Written task. Carry on the roundup of Chasing Ice review excerpts from where it stops.

Chasing Ice Review: The AV Club
November 15, 2012
“As someone who admits to having harbored skepticism about climate change himself, two decades ago, Balog is trying to present an image-based response to all the denialists featured in the news montages scattered through the film, people who scoff at the numbers and lack of scientific consensus on whether global warming exists, and what it entails. The film’s beautiful, troubling footage (shot by the director, who’s been working with Balog on the EIS since 2007) of melting ice formations provides a memorable bookend to accompanying shots of storms, fires, and floods from the last few years, ones that resonate urgently with the recent Hurricane Sandy damage still in the news.”
Chasing Ice – Roger Ebert (Chicago Sun-Times)
November 14, 2012
“At a time when warnings of global warming were being dismissed by broadcast blabbermouths as “junk science,” the science here is based on actual observation of the results as they happen. When opponents of the theory of evolution say (incorrectly) that no one has ever seen evolution happening, scientists are seeing climate change happening right now — and with alarming speed. Here is a film for skeptics who say “we don’t have enough information.”"
Chasing Ice: Seattle Backpackers Review
November 13, 2012
“I had the pleasure of meeting Jeff Orlowski, the director of Chasing Ice, about a month ago when he passed through Seattle on tour to promote this film. After listening to the trials he undertook to create this story, I wanted to see it simply to understand how he had been successful in capturing the intended material. But I also wanted to see the adventure part of the film. Who doesn’t want to taste that: The crampons and ropes and hanging above an abyss to get “the shot.”
Review: Chasing Ice – The Phoenix (Boston)
November 12, 2012
“National Geographic photographer James Balog, acclaimed for his work on vanishing animal species, goes for even mightier concerns in this valiant documentary: to provide irrefutable visual evidence of the magnitude of man-made global warming. Chasing Ice takes Balog to the far north, where he plants 25 time-lapse cameras in the deep snow of Iceland and Greenland. And what he captures on camera is horrific and even tearful: mighty glaciers eroding, collapsing before our eyes, sending melting ice and waters southward.”

Dataset rows.
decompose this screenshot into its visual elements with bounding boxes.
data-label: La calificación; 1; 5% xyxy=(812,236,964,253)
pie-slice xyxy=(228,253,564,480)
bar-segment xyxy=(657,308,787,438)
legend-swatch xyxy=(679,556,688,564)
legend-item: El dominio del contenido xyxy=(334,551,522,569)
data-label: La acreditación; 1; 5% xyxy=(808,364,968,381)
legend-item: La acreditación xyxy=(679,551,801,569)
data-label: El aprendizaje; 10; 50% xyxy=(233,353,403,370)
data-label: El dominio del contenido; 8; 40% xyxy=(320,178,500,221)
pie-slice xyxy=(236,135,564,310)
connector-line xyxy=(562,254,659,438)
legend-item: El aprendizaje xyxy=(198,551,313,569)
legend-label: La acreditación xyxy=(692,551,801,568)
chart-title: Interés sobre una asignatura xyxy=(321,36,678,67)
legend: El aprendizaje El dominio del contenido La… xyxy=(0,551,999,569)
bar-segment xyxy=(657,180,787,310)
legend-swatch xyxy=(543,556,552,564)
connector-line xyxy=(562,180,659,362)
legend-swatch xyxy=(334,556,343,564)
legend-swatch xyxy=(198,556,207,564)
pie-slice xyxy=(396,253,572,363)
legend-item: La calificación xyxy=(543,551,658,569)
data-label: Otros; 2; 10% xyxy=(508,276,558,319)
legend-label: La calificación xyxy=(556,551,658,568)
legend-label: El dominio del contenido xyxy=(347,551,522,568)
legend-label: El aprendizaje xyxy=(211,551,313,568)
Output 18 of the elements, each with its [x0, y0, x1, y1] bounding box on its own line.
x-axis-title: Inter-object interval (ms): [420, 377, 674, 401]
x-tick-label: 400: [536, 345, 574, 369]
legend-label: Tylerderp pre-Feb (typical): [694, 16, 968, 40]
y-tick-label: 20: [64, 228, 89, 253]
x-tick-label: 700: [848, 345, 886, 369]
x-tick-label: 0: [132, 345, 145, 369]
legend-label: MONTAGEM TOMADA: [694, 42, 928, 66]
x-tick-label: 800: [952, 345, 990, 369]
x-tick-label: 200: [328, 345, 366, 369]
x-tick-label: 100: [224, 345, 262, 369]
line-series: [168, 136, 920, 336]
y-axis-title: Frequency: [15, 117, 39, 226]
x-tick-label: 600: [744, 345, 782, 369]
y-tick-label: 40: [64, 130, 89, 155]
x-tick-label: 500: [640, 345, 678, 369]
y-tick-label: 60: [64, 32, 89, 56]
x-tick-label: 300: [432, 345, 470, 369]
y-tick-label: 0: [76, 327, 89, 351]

Answer below.
‘Chasing Ice’ and Capturing Climate Change on Film – NPR
November 8, 2012
“In Hollywood these days, such epic transformations are rendered with computers and called “morphing.” Offering a lesson both to filmmakers and climate-change deniers, Chasing Icedemonstrates how much more powerful it is to capture the real thing.”
‘Chasing Ice’ Review: Watching the world melt – New Jersey Star Ledger
November 9, 2012
“Balog knew he needed more than random photographs to convince, though. So he has spent years visiting places from Alaska to Iceland – and, also, setting up high-tech security cameras to watch for him. Their time-lapse photography shows a rapidly shrinking wilderness.”
Review: ‘Chasing Ice’ Is a Gorgeous, Menacing and Necessary Wake-up Call – Film School Rejects
November 9, 2012
“Once convinced of climate change himself (which did not happen overnight), he set out to prove its effects to the world. The canary in the coal mine for the crisis is the Arctic. The collapse of glaciers in Alaska, the melting of the Greenland ice sheet and the thawing of permafrost are the most immediately visible effects of rising temperatures. Yet because they are incredibly far away from the world’s most populated areas, no one is seeing the change firsthand.”
Film Review: Chasing Ice – Film Journal
November 9, 2012
“The evidence amassed of global warming across these glacier masses outside the contiguous U.S. seems irrefutable (Montana’s Glacier National Park inexplicably gets little mention); for the aesthetically inclined, the images are breathtakingly beautiful. The doc also reminds of the extreme weather events (fires, floods, etc.) that seem to be a byproduct of this warming. Concerned citizens who also value glossy, high-end, high-minded docs will feel rewarded, if not a bit more frustrated by an epidemic of denial fueled by voices from the right.”
Chasing Ice – Film Forward
November 9, 2012
“In between this current of technical talk, Balog stops for a close-up view of the Arctic snow, which is riddled with gunky pollution—a more graphic look that the impact of man reaches to the top of the world than all the pointed fingers at fossil fuels. The scientists warn about the need for amelioration attempts, which seem too optimistically long term in comparison to the dire images of melting ice, which will inspire all but rabid doubters to get into survivalist mode to cope with higher tides and frequent surges. Whatever the cause or the solution, Balog powerfully shows that global warming is happening now, if the freaky weather hadn’t made you suspicious enough yet.”
‘Chasing Ice’ Documents Melting Ice Caps with Chilling Results – PBS
November 8, 2012
“I was more impressed by Balog’s photography and the real money shot for me was the work of Orlowski, who captures Balog’s team as it records a cataclysmic churning of ice, the size of whole swaths of lower Manhattan. The incredible cinematography and the bone-crushing sounds of crashing ice make the film feel like eco-sci fi fable.”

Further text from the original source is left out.